Do this:
Each record is to be transcribed exactly.

Exercise materials:
* START *

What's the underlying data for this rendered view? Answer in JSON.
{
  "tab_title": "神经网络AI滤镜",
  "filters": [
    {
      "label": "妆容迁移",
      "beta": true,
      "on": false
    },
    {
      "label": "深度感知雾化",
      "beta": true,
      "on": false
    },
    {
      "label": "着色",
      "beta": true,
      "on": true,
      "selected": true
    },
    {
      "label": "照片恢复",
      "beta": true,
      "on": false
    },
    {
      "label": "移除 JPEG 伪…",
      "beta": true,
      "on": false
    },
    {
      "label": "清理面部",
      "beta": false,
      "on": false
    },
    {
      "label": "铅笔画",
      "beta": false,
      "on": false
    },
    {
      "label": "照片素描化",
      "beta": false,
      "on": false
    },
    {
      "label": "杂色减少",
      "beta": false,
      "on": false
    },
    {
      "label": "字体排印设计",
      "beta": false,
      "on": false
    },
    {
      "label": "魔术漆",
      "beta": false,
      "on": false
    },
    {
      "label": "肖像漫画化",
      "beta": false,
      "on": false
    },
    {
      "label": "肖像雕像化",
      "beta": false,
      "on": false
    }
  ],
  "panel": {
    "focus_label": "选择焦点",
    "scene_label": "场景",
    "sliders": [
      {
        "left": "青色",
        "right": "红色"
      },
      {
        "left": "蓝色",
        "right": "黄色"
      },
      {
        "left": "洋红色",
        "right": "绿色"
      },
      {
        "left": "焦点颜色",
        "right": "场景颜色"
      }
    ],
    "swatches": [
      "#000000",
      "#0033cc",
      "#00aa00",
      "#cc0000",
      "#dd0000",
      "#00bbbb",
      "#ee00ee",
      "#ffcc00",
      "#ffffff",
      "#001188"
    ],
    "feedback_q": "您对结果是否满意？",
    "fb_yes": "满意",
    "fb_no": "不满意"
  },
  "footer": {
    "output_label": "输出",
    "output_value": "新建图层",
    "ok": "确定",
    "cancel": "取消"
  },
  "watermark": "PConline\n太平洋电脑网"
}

* END *

Expected output:
What's the underlying data for this rendered view? Answer in JSON.
{
  "tab_title": "神经网络AI滤镜",
  "filters": [
    {
      "label": "妆容迁移",
      "beta": true,
      "on": false
    },
    {
      "label": "深度感知雾化",
      "beta": true,
      "on": false
    },
    {
      "label": "着色",
      "beta": true,
      "on": true,
      "selected": true
    },
    {
      "label": "照片恢复",
      "beta": true,
      "on": false
    },
    {
      "label": "移除 JPEG 伪…",
      "beta": true,
      "on": false
    },
    {
      "label": "清理面部",
      "beta": false,
      "on": false
    },
    {
      "label": "铅笔画",
      "beta": false,
      "on": false
    },
    {
      "label": "照片素描化",
      "beta": false,
      "on": false
    },
    {
      "label": "杂色减少",
      "beta": false,
      "on": false
    },
    {
      "label": "字体排印设计",
      "beta": false,
      "on": false
    },
    {
      "label": "魔术漆",
      "beta": false,
      "on": false
    },
    {
      "label": "肖像漫画化",
      "beta": false,
      "on": false
    },
    {
      "label": "肖像雕像化",
      "beta": false,
      "on": false
    }
  ],
  "panel": {
    "focus_label": "选择焦点",
    "scene_label": "场景",
    "sliders": [
      {
        "left": "青色",
        "right": "红色"
      },
      {
        "left": "蓝色",
        "right": "黄色"
      },
      {
        "left": "洋红色",
        "right": "绿色"
      },
      {
        "left": "焦点颜色",
        "right": "场景颜色"
      }
    ],
    "swatches": [
      "#000000",
      "#0033cc",
      "#00aa00",
      "#cc0000",
      "#dd0000",
      "#00bbbb",
      "#ee00ee",
      "#ffcc00",
      "#ffffff",
      "#001188"
    ],
    "feedback_q": "您对结果是否满意？",
    "fb_yes": "满意",
    "fb_no": "不满意"
  },
  "footer": {
    "output_label": "输出",
    "output_value": "新建图层",
    "ok": "确定",
    "cancel": "取消"
  },
  "watermark": "PConline\n太平洋电脑网"
}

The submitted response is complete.